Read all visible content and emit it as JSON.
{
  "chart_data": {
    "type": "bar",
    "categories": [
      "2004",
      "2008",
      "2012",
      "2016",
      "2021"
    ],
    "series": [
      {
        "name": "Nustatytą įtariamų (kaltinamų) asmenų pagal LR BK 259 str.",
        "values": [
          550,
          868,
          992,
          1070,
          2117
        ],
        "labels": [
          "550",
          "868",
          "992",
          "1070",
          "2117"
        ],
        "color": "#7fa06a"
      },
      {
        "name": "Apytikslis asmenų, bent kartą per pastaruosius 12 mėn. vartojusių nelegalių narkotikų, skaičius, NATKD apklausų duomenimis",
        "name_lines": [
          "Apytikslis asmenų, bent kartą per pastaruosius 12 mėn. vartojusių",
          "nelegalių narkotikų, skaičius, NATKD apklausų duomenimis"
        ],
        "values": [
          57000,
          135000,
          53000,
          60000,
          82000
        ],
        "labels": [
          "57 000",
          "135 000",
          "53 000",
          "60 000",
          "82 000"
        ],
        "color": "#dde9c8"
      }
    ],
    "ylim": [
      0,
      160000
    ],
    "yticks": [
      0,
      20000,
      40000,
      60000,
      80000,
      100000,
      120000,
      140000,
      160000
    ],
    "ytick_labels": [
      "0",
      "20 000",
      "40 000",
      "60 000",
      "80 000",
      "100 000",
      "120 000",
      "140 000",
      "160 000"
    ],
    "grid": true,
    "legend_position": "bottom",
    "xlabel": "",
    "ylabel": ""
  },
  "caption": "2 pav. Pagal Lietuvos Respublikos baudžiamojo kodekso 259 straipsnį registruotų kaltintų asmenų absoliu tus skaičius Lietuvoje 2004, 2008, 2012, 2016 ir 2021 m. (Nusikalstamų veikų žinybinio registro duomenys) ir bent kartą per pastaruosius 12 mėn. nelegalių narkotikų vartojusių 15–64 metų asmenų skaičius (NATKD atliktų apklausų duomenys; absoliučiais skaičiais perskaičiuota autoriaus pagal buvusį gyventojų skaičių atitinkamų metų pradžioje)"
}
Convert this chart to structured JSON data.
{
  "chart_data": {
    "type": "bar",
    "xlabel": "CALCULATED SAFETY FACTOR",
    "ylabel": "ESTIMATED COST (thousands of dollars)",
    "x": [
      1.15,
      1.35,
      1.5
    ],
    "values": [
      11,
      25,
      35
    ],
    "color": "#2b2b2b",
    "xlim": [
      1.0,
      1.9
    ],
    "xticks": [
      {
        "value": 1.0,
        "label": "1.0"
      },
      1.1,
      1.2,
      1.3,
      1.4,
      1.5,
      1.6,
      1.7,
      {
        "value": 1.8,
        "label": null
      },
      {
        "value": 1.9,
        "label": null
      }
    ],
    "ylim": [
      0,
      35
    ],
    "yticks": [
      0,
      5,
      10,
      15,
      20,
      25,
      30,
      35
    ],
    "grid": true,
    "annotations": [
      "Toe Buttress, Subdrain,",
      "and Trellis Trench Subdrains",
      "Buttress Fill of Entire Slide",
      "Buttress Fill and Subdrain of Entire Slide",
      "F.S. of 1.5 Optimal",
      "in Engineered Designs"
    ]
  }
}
════
Given request =>
What is the number of lines that hold the string "vartojusių"? Give it alone.

Expected answer =>
3